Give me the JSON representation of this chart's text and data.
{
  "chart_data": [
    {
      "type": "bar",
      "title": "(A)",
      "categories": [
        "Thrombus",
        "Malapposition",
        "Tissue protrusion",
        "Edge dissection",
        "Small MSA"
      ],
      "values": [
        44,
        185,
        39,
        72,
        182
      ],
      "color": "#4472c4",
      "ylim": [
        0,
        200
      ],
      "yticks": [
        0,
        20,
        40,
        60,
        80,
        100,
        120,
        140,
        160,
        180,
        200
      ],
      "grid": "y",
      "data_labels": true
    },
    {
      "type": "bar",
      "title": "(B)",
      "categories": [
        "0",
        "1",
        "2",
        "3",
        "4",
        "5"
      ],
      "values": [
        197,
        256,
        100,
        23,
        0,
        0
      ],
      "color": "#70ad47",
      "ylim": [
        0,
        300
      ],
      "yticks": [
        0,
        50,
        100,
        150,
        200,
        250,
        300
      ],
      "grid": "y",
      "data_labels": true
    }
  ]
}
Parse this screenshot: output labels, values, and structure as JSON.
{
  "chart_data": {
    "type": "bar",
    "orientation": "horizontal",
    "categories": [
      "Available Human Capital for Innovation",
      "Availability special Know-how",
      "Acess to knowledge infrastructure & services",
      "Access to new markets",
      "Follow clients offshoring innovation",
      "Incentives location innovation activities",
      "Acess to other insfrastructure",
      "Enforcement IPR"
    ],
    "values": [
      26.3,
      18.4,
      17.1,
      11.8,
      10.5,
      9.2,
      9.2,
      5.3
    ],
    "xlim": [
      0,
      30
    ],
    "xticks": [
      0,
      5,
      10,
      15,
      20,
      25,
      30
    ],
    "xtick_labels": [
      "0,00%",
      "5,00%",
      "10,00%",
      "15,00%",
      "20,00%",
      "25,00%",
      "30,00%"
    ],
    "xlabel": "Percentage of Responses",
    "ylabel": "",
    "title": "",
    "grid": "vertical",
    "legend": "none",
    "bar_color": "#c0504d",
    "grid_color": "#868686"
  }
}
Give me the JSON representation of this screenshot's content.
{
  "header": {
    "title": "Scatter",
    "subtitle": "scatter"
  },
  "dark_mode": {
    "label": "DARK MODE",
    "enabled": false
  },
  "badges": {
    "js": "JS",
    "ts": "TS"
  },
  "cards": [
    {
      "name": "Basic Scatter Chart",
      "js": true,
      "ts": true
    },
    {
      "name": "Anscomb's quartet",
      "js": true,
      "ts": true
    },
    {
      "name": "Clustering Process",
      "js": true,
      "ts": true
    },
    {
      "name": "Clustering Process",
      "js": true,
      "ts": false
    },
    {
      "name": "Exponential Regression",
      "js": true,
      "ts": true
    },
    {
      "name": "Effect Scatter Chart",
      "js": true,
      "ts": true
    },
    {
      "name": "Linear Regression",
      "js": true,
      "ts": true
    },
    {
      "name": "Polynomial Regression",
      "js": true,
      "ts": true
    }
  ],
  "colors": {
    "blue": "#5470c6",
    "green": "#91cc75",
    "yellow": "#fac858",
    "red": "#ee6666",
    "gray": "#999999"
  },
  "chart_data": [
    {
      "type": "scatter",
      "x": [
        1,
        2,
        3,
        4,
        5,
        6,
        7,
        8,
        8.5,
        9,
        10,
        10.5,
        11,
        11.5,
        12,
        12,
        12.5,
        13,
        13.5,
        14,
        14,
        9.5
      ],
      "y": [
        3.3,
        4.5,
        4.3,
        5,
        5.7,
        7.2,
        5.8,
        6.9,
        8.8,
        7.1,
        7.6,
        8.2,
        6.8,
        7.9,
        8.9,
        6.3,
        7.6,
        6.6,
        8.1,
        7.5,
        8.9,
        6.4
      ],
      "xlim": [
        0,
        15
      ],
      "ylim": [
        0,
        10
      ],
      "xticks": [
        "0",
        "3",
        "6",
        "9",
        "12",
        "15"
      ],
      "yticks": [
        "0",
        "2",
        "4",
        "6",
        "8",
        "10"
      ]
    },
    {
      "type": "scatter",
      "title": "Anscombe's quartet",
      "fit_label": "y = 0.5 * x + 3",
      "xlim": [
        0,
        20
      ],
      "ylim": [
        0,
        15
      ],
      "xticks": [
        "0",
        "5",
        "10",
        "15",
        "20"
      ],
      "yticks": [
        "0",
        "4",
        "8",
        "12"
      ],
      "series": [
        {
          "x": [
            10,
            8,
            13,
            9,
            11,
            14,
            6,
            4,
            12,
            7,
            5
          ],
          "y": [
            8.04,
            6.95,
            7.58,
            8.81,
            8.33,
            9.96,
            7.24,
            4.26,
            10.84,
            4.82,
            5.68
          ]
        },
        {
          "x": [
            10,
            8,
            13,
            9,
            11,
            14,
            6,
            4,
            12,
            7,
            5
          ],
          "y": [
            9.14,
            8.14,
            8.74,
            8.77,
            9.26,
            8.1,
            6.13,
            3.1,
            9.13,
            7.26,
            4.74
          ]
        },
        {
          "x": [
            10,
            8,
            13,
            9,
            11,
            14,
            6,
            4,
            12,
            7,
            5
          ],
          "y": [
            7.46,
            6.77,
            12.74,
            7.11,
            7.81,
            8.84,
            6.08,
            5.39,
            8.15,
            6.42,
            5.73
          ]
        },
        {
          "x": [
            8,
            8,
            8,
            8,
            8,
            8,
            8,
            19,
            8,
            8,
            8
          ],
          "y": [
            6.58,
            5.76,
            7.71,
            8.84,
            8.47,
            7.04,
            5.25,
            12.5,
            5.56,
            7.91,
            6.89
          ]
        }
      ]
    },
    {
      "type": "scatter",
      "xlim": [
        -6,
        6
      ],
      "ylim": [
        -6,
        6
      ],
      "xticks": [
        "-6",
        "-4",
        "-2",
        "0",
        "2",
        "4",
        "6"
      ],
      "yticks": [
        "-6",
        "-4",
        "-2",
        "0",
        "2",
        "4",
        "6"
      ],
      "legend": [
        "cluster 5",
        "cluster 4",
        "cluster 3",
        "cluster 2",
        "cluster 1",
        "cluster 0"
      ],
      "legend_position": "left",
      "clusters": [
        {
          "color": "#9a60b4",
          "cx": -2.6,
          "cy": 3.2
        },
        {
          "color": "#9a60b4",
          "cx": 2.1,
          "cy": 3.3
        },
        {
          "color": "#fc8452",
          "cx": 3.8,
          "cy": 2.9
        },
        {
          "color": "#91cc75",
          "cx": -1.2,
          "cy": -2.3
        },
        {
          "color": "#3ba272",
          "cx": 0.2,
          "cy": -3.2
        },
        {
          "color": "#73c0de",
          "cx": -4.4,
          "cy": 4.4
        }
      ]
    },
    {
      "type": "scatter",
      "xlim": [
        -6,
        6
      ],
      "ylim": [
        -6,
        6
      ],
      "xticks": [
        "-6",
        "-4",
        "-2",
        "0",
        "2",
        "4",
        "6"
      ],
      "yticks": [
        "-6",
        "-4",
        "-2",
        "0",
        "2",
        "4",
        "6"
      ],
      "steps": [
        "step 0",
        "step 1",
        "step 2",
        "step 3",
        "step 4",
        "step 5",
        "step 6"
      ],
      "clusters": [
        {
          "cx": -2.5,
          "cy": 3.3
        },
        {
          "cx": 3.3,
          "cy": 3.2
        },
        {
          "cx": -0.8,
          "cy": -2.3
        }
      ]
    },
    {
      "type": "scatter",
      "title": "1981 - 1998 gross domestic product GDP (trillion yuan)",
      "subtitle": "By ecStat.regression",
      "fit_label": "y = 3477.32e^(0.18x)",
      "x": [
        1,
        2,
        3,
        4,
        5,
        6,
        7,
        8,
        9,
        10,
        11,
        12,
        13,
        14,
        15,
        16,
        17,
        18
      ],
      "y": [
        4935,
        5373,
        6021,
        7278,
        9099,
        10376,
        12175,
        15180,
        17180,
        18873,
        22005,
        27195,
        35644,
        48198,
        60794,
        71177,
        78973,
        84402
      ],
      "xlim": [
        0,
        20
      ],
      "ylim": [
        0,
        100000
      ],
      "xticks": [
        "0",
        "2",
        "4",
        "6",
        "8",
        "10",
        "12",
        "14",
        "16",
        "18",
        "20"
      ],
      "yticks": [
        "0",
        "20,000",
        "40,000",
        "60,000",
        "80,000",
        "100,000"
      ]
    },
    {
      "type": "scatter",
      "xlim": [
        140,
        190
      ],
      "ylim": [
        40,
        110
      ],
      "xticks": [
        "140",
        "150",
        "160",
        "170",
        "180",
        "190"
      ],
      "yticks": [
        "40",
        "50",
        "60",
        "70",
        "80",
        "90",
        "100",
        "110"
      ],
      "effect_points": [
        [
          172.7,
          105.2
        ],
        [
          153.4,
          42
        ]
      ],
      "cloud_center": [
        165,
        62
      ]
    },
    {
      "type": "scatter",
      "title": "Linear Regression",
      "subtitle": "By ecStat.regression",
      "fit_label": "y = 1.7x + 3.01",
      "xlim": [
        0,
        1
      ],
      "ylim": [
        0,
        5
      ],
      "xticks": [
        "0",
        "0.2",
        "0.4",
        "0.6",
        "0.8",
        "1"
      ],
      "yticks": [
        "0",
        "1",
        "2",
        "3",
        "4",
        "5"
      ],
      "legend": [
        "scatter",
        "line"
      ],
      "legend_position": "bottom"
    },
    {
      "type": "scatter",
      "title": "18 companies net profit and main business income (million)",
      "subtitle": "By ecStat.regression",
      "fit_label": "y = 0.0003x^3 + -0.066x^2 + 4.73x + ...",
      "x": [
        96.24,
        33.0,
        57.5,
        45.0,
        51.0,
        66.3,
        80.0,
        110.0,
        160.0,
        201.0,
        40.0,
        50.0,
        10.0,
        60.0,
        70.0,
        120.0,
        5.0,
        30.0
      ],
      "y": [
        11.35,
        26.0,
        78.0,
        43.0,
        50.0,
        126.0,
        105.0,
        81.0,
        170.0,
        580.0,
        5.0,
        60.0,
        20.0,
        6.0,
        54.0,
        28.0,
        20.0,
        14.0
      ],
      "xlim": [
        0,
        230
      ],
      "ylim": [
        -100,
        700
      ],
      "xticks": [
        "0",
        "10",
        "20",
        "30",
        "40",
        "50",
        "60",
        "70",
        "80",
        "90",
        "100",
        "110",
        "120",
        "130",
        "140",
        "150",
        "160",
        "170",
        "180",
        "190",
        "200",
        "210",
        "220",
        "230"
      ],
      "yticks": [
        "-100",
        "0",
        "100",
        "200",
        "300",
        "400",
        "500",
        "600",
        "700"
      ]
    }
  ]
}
########
> _What the exercise asks_
Report only how many lines in the listing contain the string "quartet".

> _Solution for this exercise_
2